### Supplied entries
"""

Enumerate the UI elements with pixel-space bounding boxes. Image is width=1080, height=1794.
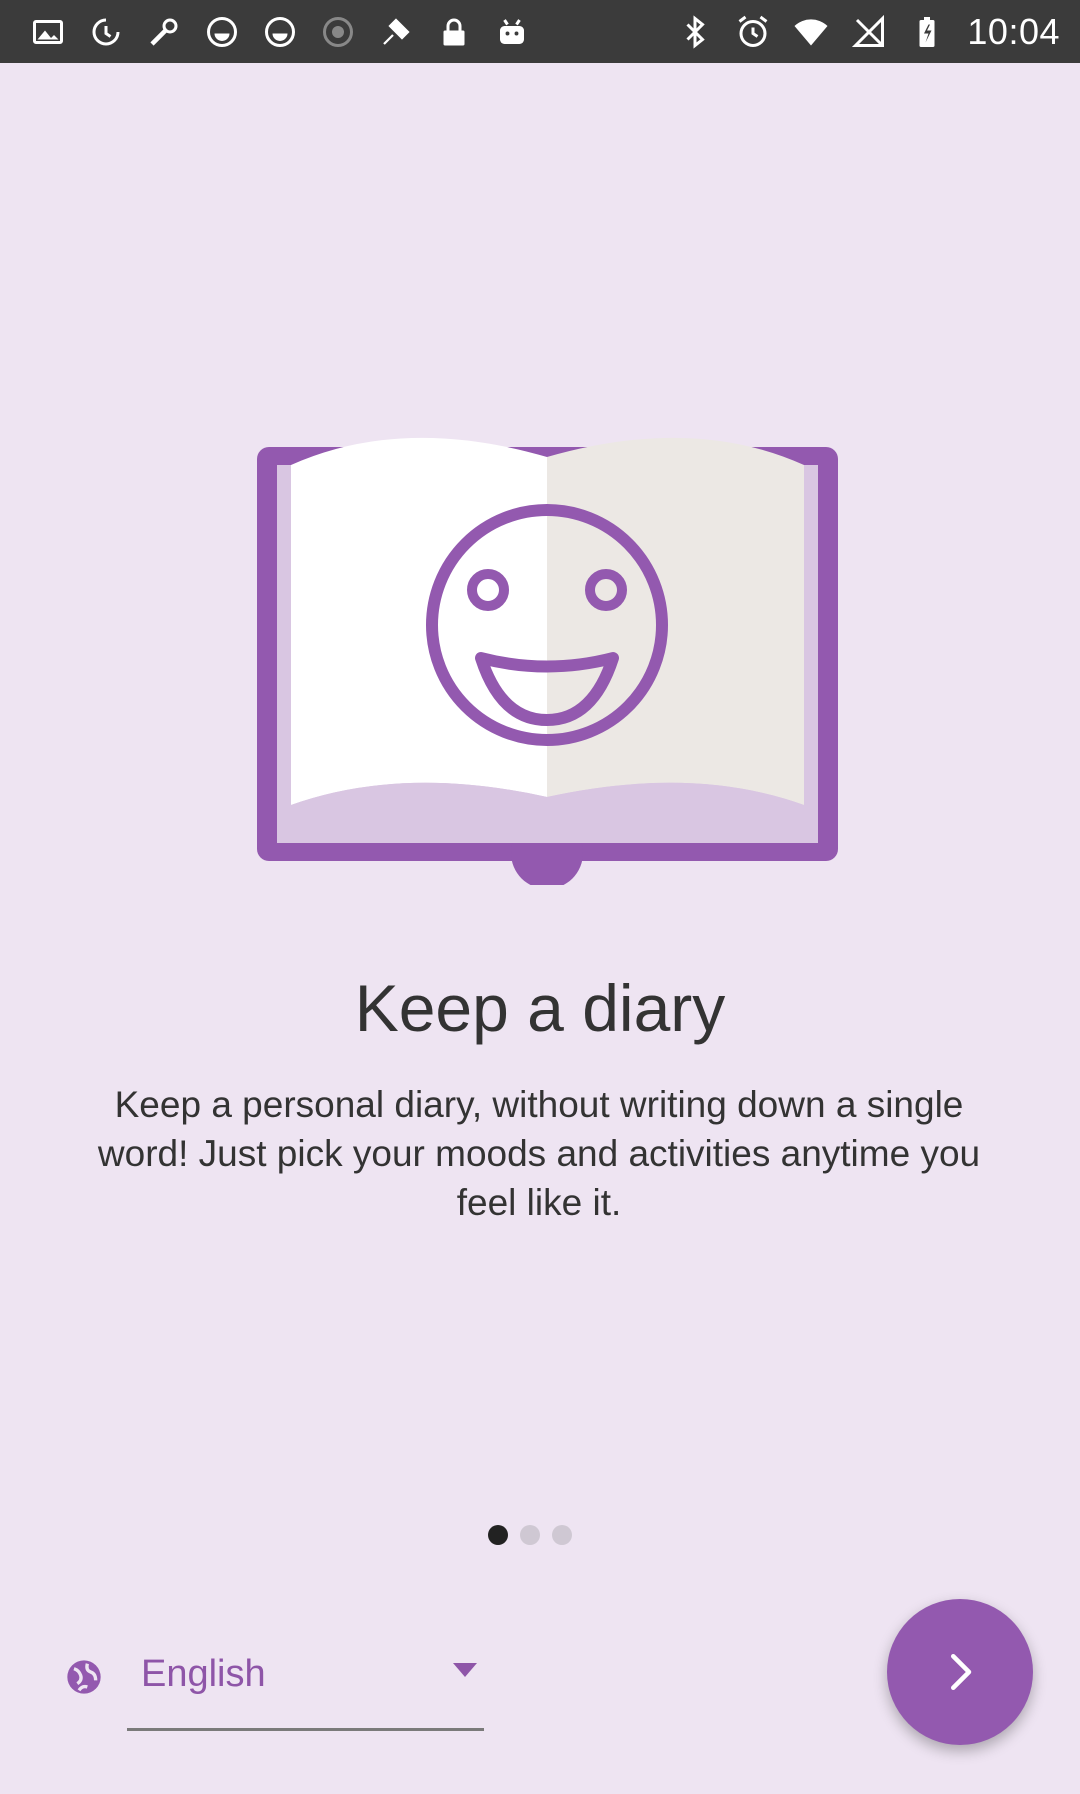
wifi-icon — [793, 14, 829, 50]
next-button[interactable] — [887, 1599, 1033, 1745]
bluetooth-icon — [677, 14, 713, 50]
lock-icon — [436, 14, 472, 50]
circle-icon — [262, 14, 298, 50]
page-indicator-dot-active[interactable] — [488, 1525, 508, 1545]
circle-icon — [204, 14, 240, 50]
status-bar-time: 10:04 — [967, 10, 1060, 52]
onboarding-description: Keep a personal diary, without writing d… — [97, 1084, 981, 1223]
status-bar-right-icons: 10:04 — [677, 10, 1060, 53]
language-selected-text: English — [141, 1653, 266, 1695]
dropdown-arrow-icon[interactable] — [453, 1663, 477, 1677]
page-indicator-dot[interactable] — [520, 1525, 540, 1545]
status-bar-left-icons — [30, 10, 530, 53]
globe-icon — [64, 1657, 104, 1697]
image-icon — [30, 14, 66, 50]
onboarding-title: Keep a diary — [354, 971, 726, 1045]
target-icon — [320, 14, 356, 50]
no-signal-icon — [851, 14, 887, 50]
status-bar: 10:04 — [0, 0, 1080, 63]
diary-book-illustration — [253, 425, 842, 885]
language-selector[interactable]: English — [127, 1653, 484, 1731]
page-indicator-dot[interactable] — [552, 1525, 572, 1545]
alarm-icon — [735, 14, 771, 50]
tools-icon — [146, 14, 182, 50]
battery-icon — [909, 14, 945, 50]
android-icon — [494, 14, 530, 50]
sync-icon — [88, 14, 124, 50]
fake-gps-icon — [378, 14, 414, 50]
page-indicator[interactable] — [488, 1524, 580, 1546]
chevron-right-icon — [951, 1654, 972, 1690]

"""

Can you copy the listing's lines without any change, from the line containing "wifi-icon — [793, 14, 829, 50]" through the line containing "sync-icon — [88, 14, 124, 50]", including both of those lines?

wifi-icon — [793, 14, 829, 50]
next-button[interactable] — [887, 1599, 1033, 1745]
bluetooth-icon — [677, 14, 713, 50]
lock-icon — [436, 14, 472, 50]
circle-icon — [262, 14, 298, 50]
page-indicator-dot-active[interactable] — [488, 1525, 508, 1545]
circle-icon — [204, 14, 240, 50]
status-bar-time: 10:04 — [967, 10, 1060, 52]
onboarding-description: Keep a personal diary, without writing d… — [97, 1084, 981, 1223]
status-bar-right-icons: 10:04 — [677, 10, 1060, 53]
language-selected-text: English — [141, 1653, 266, 1695]
dropdown-arrow-icon[interactable] — [453, 1663, 477, 1677]
page-indicator-dot[interactable] — [520, 1525, 540, 1545]
status-bar-left-icons — [30, 10, 530, 53]
globe-icon — [64, 1657, 104, 1697]
image-icon — [30, 14, 66, 50]
onboarding-title: Keep a diary — [354, 971, 726, 1045]
target-icon — [320, 14, 356, 50]
no-signal-icon — [851, 14, 887, 50]
status-bar: 10:04 — [0, 0, 1080, 63]
diary-book-illustration — [253, 425, 842, 885]
language-selector[interactable]: English — [127, 1653, 484, 1731]
page-indicator-dot[interactable] — [552, 1525, 572, 1545]
alarm-icon — [735, 14, 771, 50]
tools-icon — [146, 14, 182, 50]
battery-icon — [909, 14, 945, 50]
android-icon — [494, 14, 530, 50]
sync-icon — [88, 14, 124, 50]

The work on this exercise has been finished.